## START DATA SHOWN
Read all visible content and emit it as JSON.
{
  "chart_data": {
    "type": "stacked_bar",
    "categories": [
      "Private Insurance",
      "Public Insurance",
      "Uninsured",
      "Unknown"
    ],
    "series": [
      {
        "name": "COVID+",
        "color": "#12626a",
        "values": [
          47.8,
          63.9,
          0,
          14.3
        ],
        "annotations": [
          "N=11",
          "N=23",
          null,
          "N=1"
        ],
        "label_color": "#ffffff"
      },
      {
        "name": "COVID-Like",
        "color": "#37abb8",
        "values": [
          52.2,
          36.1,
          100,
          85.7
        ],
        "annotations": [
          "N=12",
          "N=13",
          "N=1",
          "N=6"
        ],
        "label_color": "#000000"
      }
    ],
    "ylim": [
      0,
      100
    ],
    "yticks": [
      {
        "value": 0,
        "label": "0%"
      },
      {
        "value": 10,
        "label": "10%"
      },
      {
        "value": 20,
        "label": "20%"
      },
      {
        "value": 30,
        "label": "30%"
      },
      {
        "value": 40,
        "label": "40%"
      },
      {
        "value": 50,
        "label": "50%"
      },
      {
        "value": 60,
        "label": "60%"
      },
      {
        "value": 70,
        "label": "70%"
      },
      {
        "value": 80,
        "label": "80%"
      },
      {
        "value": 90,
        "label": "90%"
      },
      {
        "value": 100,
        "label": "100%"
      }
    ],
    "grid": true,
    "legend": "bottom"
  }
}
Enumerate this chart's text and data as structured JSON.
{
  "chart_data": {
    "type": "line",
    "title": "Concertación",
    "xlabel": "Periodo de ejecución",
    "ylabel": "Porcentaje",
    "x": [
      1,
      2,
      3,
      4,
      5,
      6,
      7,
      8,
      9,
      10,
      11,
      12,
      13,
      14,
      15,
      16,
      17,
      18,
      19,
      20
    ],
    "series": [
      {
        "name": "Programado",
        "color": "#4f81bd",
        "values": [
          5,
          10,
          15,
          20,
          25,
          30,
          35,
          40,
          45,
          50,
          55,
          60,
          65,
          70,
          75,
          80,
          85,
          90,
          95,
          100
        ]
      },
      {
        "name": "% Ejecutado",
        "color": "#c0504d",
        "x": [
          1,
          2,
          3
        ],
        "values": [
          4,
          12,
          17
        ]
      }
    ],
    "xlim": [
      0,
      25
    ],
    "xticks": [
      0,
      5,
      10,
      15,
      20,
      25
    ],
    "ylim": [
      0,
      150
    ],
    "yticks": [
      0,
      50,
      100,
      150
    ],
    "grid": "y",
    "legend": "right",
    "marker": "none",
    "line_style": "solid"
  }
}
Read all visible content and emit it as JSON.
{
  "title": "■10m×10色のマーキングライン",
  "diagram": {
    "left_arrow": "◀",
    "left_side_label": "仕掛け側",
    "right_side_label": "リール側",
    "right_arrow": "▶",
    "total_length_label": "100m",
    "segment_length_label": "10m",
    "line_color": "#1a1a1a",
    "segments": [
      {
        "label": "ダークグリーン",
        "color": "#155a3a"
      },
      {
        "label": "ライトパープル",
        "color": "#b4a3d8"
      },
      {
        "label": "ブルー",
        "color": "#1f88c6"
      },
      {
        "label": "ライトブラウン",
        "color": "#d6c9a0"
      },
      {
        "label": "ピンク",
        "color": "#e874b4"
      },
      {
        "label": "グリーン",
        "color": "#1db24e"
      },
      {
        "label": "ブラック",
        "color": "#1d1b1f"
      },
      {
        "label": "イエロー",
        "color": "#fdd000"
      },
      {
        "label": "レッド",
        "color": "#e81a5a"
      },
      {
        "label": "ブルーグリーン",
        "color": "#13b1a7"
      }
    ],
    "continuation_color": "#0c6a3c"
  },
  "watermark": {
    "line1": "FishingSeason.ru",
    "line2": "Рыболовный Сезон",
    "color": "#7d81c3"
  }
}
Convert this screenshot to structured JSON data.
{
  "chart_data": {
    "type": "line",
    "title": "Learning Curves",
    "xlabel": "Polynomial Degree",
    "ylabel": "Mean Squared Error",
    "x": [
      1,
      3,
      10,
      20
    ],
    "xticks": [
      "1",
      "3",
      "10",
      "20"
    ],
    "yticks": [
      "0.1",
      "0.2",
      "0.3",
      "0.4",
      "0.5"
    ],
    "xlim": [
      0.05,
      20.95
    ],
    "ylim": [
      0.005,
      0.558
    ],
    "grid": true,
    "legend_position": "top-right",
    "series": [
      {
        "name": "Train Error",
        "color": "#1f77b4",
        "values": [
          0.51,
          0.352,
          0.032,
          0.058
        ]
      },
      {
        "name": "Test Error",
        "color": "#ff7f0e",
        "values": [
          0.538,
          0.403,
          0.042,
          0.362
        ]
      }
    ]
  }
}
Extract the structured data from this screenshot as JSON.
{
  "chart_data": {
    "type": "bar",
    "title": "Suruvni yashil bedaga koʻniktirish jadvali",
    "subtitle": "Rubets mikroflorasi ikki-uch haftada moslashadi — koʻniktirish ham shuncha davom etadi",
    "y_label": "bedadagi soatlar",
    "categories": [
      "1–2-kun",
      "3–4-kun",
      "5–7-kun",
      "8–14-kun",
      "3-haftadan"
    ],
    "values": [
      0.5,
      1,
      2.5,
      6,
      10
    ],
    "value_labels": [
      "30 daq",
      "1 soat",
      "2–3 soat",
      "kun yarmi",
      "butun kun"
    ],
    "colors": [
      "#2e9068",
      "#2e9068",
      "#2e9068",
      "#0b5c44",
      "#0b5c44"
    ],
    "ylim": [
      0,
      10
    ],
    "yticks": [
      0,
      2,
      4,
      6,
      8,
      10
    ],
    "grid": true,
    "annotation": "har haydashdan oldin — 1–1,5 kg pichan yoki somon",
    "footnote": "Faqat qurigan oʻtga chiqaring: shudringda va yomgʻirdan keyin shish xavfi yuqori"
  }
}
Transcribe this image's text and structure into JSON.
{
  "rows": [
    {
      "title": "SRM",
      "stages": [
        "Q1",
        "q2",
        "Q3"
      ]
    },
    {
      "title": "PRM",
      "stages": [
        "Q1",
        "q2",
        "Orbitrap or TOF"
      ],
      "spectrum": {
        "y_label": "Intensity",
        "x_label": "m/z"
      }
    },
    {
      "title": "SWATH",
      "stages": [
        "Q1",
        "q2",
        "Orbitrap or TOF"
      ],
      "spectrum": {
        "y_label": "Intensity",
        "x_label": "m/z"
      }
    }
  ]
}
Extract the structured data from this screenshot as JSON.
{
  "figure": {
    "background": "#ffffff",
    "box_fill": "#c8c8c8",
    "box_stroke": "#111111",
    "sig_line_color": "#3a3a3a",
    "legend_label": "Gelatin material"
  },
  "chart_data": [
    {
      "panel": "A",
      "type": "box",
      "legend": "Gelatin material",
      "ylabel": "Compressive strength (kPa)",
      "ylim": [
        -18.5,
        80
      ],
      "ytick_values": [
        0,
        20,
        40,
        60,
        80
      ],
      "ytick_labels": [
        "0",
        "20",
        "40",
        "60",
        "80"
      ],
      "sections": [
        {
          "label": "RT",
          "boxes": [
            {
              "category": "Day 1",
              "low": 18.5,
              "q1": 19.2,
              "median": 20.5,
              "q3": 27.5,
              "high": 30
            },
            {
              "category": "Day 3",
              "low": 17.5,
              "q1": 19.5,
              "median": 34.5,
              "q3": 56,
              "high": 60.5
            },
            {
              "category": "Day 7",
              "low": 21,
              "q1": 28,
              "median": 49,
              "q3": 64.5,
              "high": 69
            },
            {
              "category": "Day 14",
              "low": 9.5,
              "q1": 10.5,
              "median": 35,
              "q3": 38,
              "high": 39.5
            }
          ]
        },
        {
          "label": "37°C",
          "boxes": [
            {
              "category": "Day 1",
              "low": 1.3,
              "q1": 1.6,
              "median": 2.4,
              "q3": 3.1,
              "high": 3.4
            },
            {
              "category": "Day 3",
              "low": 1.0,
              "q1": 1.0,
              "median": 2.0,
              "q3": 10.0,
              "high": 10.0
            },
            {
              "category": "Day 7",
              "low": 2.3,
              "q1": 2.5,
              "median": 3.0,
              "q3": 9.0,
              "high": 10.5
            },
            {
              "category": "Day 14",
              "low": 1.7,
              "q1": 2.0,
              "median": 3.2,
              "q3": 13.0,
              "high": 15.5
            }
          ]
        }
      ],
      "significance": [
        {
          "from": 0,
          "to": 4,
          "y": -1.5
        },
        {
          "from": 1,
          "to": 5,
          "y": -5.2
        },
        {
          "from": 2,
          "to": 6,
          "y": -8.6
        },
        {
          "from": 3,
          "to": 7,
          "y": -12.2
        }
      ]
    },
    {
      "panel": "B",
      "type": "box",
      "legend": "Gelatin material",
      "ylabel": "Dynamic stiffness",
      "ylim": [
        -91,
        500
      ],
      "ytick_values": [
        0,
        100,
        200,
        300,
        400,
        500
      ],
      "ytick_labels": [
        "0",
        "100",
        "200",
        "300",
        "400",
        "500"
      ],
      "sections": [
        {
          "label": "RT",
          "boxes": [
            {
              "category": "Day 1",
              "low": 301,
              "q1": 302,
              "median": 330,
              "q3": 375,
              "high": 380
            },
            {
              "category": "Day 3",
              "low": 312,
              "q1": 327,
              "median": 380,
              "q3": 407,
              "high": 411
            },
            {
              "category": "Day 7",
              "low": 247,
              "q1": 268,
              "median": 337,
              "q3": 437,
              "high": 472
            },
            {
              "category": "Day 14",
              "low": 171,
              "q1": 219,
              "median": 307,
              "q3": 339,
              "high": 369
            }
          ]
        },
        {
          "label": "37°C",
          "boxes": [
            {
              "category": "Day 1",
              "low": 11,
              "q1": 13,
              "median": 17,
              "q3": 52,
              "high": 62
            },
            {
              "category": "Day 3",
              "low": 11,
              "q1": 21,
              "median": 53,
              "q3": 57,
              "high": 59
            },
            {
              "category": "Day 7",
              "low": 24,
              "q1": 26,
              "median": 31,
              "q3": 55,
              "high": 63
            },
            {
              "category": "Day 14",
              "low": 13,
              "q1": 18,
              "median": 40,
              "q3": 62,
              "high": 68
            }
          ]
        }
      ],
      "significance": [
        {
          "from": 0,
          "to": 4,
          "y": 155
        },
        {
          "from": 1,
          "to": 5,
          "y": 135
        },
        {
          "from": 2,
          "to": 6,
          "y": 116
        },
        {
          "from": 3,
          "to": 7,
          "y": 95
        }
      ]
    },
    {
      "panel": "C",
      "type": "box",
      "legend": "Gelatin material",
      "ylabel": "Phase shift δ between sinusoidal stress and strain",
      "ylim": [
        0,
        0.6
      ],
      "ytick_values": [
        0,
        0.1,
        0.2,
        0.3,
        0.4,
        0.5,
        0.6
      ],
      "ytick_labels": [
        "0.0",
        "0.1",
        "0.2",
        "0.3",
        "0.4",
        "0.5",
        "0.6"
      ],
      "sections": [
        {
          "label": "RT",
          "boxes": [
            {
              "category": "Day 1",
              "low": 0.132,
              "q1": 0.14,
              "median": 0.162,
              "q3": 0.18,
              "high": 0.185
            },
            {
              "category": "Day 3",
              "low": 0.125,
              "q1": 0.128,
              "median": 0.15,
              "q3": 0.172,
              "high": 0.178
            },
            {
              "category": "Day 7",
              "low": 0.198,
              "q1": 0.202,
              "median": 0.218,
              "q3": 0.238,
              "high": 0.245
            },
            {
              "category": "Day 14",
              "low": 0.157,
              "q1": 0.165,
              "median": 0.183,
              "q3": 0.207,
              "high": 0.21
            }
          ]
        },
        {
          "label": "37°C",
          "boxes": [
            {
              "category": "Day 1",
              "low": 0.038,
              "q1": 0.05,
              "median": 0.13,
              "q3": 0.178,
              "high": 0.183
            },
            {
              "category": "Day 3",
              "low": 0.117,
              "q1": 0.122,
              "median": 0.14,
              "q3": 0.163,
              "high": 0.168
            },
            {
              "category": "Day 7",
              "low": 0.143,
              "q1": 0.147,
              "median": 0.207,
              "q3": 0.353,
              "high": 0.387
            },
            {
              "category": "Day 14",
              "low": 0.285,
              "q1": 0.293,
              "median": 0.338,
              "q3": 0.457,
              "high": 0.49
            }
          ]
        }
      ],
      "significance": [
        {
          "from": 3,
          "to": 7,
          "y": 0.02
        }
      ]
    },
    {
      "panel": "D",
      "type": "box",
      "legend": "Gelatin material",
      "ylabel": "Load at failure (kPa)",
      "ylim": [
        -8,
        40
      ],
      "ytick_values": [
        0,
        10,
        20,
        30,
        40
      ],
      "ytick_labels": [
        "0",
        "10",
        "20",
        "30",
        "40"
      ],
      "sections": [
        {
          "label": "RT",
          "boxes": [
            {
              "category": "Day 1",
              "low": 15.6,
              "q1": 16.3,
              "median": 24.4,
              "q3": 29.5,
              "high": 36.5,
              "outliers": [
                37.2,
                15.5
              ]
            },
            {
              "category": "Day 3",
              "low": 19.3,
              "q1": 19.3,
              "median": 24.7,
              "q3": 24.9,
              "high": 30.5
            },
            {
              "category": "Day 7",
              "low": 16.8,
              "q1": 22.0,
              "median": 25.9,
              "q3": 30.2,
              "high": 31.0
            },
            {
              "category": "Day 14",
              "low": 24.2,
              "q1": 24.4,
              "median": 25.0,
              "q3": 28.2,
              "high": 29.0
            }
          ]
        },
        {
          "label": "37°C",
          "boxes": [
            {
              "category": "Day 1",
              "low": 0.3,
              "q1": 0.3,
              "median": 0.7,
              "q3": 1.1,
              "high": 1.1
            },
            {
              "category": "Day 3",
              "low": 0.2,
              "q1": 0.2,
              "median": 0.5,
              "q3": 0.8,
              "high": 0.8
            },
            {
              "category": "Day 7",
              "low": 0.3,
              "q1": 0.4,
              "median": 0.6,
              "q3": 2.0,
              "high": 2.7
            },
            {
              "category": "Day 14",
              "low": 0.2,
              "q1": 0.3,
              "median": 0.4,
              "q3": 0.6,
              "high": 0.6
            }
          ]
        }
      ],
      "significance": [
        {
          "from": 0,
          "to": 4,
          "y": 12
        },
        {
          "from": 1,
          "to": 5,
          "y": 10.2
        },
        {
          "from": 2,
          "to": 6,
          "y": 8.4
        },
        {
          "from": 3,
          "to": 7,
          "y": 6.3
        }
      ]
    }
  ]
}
## END DATA SHOWN
### WRITTEN REQUEST
In the material above, find the lines that contain "this" and show them.

### FINAL RESULT
Enumerate this chart's text and data as structured JSON.
Convert this screenshot to structured JSON data.
Extract the structured data from this screenshot as JSON.
Transcribe this image's text and structure into JSON.
Extract the structured data from this screenshot as JSON.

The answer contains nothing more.